EXTRACTED MATERIAL:
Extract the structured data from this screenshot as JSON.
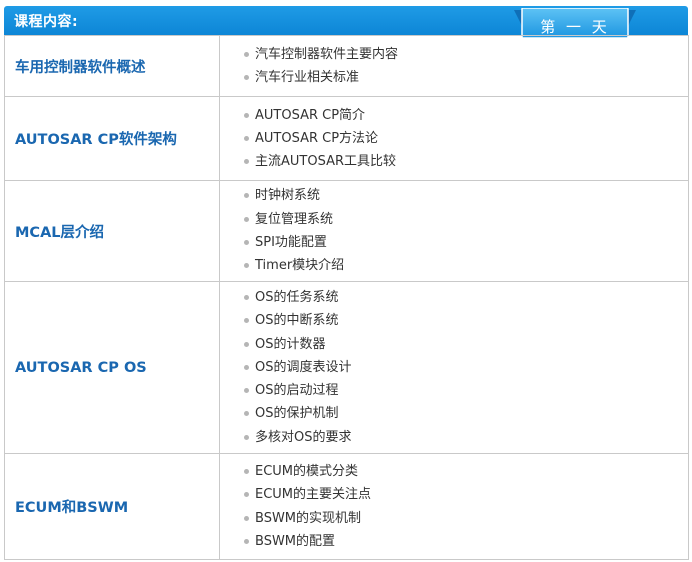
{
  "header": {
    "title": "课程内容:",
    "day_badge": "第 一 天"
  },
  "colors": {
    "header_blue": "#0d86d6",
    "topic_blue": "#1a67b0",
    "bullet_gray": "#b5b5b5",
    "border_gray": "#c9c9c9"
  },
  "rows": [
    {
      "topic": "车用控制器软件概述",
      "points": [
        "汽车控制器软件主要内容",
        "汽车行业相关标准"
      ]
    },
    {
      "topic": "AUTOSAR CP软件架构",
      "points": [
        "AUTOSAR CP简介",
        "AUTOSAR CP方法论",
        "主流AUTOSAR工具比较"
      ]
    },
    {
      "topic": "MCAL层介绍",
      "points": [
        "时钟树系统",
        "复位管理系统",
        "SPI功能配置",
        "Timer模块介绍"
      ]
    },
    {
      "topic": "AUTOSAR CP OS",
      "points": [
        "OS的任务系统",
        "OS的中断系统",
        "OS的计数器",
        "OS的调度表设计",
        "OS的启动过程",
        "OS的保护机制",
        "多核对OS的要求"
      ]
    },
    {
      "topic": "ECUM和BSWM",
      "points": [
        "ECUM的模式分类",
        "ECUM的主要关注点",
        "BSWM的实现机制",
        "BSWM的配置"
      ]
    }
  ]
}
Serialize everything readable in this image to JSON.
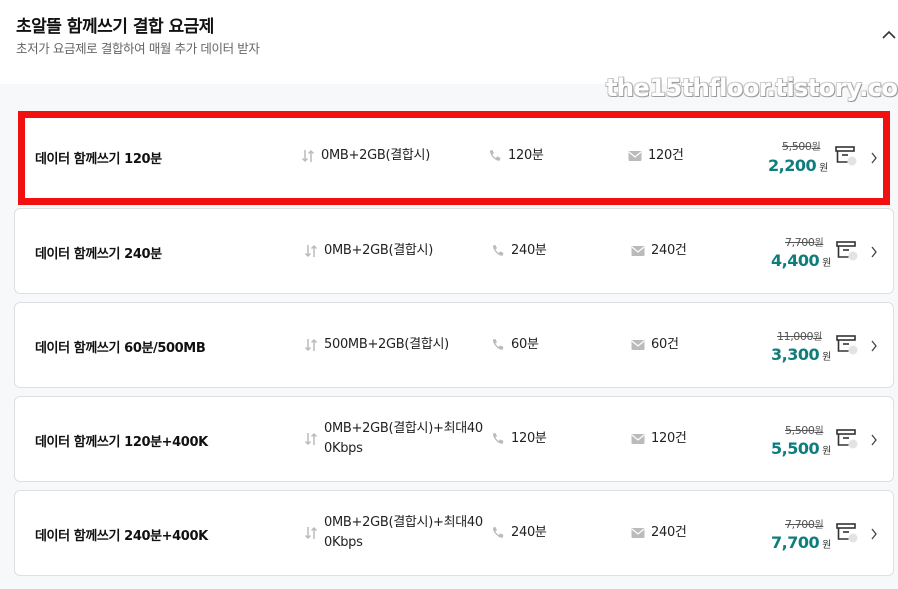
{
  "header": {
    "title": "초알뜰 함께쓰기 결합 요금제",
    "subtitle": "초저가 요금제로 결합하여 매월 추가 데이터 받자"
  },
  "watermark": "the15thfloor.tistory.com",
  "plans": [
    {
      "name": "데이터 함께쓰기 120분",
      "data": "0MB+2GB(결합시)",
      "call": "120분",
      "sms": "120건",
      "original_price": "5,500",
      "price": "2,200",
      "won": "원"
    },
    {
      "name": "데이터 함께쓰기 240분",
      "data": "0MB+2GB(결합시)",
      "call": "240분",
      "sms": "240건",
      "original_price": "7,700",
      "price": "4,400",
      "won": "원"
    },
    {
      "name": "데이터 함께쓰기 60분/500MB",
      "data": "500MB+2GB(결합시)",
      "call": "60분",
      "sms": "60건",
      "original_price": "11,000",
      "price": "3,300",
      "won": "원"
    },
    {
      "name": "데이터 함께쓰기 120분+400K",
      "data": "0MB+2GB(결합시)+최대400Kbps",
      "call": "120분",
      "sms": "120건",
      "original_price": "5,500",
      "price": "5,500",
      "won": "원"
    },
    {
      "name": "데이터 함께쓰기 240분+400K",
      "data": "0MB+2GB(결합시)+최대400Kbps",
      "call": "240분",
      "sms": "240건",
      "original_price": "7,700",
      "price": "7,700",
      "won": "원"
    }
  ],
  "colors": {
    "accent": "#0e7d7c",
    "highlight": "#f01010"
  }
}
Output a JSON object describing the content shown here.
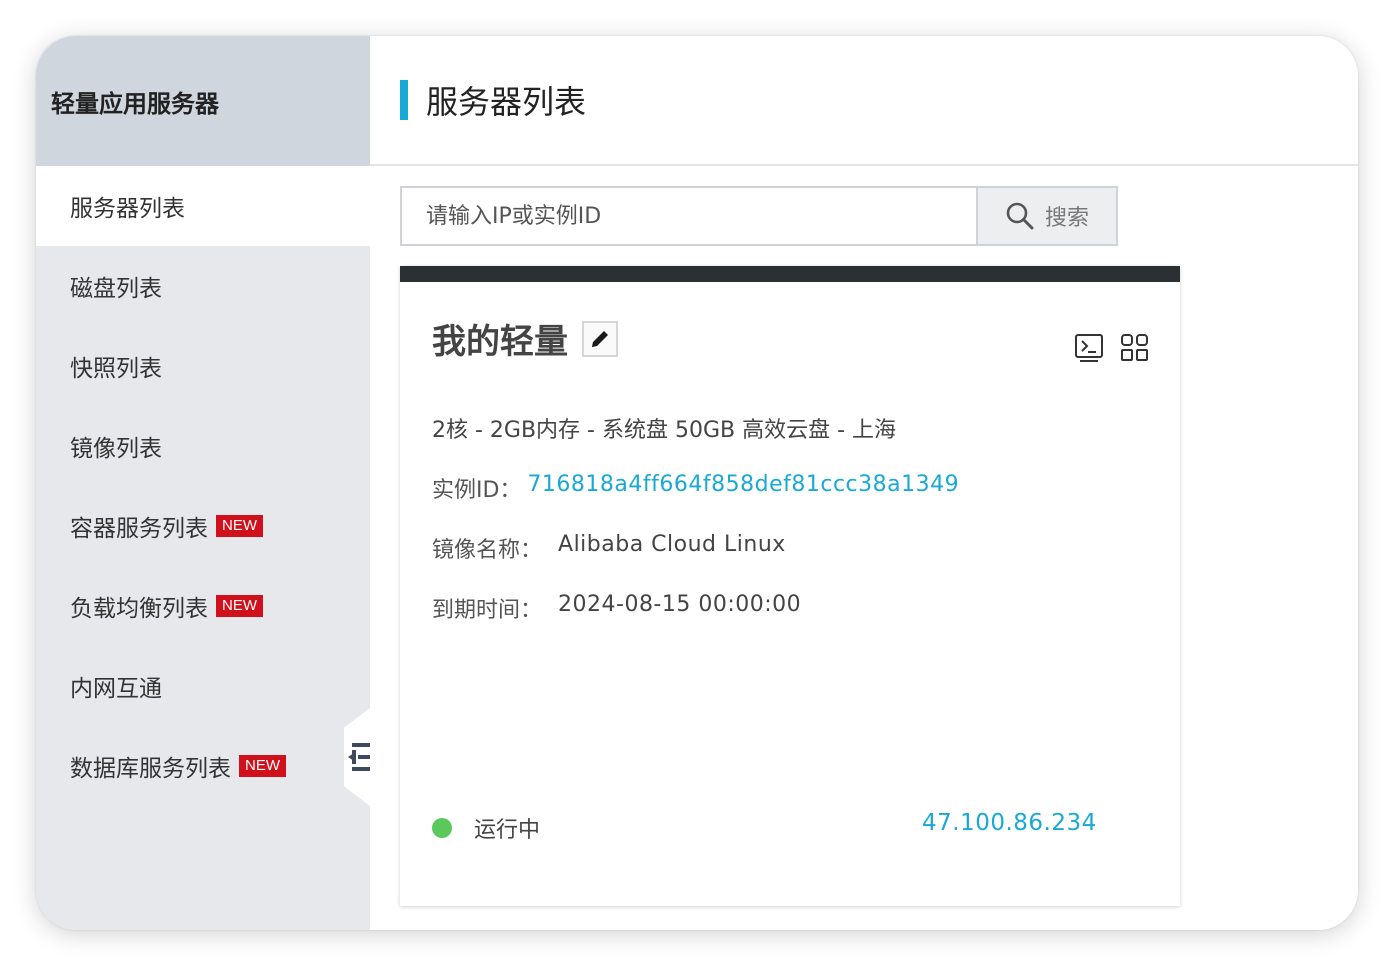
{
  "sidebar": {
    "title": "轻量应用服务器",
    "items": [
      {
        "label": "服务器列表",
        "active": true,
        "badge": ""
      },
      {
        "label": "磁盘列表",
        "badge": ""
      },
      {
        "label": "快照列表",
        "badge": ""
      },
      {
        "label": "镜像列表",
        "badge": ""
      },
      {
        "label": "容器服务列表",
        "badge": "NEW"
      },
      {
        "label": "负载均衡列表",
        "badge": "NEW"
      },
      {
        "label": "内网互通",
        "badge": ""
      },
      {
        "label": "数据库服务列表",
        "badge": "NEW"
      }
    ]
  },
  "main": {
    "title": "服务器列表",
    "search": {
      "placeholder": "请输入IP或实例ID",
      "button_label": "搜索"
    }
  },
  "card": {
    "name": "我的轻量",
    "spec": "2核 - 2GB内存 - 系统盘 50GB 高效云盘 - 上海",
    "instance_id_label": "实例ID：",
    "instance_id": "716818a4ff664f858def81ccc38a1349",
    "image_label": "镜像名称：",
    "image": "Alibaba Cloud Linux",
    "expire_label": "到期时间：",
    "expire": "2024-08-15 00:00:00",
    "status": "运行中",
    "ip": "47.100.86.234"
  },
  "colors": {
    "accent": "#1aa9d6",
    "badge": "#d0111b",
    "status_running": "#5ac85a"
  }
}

WORK INSTRUCTIONS:
Pull out every line above that holds the word "함께쓰기".

RESULT FOR THIS TASK:
    "title": "초알뜰 함께쓰기 결합 요금제",
      "name": "데이터 함께쓰기 120분",
      "name": "데이터 함께쓰기 240분",
      "name": "데이터 함께쓰기 60분/500MB",
      "name": "데이터 함께쓰기 120분+400K",
      "name": "데이터 함께쓰기 240분+400K",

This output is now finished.